++++ SUPPLIED DATA ++++

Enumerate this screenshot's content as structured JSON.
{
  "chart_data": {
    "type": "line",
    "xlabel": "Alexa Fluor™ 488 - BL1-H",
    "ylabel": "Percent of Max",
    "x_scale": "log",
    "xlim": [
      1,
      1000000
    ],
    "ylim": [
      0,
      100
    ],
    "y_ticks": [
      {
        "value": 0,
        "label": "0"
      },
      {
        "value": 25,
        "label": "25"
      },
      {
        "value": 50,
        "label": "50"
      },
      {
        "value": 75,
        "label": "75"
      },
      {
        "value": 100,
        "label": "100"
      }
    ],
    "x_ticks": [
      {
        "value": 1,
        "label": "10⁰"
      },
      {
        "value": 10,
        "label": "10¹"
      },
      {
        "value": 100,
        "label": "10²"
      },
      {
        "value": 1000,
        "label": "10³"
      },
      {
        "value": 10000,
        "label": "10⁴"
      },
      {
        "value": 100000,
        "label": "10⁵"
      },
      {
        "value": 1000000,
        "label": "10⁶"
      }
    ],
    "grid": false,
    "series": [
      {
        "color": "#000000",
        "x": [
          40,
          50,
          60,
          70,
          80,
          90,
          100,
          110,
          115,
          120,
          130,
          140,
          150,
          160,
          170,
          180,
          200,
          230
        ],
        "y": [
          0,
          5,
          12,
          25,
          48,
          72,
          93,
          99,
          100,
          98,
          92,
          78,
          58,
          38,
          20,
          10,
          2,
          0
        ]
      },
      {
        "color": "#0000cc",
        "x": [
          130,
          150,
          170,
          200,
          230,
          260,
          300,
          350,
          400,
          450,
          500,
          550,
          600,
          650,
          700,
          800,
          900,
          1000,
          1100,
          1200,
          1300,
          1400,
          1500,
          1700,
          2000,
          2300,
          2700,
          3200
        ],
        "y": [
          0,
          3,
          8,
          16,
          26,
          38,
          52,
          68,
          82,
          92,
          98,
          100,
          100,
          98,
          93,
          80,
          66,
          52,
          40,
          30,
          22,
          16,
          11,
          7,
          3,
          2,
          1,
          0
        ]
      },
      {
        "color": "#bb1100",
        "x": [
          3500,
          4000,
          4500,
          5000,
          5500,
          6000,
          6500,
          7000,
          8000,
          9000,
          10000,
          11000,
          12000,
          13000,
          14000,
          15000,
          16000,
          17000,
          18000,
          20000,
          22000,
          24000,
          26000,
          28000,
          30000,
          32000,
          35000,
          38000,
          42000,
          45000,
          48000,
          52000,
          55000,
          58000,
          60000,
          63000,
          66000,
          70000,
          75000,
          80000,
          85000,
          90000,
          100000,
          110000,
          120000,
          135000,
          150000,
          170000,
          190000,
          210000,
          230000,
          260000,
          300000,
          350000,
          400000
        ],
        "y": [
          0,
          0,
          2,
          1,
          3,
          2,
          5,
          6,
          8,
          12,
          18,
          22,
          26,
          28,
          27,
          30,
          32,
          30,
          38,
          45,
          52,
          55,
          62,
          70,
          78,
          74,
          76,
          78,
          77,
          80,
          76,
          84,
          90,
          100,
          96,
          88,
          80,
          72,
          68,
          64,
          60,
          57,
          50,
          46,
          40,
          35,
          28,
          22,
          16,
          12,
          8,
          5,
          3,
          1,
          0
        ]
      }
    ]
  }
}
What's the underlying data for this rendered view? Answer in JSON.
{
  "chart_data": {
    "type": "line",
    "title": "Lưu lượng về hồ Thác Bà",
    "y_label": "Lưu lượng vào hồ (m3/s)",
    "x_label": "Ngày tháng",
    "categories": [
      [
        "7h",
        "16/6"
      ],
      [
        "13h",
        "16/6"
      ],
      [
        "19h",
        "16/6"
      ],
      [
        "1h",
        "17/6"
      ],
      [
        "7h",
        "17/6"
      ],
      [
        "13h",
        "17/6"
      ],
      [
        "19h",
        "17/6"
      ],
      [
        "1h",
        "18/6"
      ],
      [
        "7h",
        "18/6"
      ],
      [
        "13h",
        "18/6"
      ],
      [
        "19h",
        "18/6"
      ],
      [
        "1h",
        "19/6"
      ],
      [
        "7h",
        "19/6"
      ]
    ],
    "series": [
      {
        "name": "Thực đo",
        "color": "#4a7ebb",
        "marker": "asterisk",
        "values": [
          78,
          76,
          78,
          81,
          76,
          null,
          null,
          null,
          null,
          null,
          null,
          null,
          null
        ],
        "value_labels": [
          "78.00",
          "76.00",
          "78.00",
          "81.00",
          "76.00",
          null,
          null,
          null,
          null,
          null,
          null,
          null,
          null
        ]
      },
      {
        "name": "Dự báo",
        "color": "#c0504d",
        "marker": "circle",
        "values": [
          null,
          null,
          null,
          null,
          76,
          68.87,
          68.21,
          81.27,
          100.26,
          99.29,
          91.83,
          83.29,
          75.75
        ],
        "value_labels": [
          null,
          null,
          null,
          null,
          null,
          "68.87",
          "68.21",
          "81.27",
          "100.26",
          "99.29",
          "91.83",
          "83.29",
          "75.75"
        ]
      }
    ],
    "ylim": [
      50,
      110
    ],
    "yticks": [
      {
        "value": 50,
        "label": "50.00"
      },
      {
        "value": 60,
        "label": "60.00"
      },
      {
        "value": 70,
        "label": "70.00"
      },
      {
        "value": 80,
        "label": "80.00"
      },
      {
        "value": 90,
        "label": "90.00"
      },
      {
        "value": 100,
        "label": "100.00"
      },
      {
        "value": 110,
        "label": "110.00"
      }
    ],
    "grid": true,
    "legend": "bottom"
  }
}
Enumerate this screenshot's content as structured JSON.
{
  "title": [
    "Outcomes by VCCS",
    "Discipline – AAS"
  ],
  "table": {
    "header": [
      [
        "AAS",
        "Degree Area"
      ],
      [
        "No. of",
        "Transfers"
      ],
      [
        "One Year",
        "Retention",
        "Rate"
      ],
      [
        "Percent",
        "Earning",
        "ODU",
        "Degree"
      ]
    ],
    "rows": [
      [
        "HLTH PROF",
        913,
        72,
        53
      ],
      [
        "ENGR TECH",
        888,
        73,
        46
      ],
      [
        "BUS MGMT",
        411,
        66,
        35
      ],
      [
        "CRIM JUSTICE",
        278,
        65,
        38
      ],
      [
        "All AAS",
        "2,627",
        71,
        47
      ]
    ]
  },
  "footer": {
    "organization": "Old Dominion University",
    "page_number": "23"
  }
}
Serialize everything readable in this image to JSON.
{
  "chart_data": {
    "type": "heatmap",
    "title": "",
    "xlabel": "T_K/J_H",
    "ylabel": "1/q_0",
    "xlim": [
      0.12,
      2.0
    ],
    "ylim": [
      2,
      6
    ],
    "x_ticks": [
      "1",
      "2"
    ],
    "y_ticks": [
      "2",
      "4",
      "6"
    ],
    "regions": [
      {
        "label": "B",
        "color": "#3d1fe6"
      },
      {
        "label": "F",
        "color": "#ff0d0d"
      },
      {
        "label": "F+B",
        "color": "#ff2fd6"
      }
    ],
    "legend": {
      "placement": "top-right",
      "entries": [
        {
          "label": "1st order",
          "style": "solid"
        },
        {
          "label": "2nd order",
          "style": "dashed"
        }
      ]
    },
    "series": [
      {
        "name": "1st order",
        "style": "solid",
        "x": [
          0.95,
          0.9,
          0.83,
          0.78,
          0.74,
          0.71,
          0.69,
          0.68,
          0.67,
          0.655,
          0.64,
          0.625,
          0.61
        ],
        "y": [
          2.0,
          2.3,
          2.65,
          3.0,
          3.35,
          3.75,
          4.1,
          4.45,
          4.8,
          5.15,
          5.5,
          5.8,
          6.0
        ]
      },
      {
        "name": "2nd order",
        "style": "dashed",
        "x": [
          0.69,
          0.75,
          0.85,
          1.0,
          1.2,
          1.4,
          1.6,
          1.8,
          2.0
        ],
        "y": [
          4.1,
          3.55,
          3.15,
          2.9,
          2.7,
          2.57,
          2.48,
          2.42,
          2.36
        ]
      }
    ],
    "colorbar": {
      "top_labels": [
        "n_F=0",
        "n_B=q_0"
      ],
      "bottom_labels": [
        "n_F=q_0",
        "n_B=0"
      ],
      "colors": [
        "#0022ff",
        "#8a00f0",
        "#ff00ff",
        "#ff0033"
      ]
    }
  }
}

++++

WHAT IS NEEDED:
In the entries above, find every line holding the word "name" and copy it out.

COMPLETE RESPONSE:
        "name": "Thực đo",
        "name": "Dự báo",
        "name": "1st order",
        "name": "2nd order",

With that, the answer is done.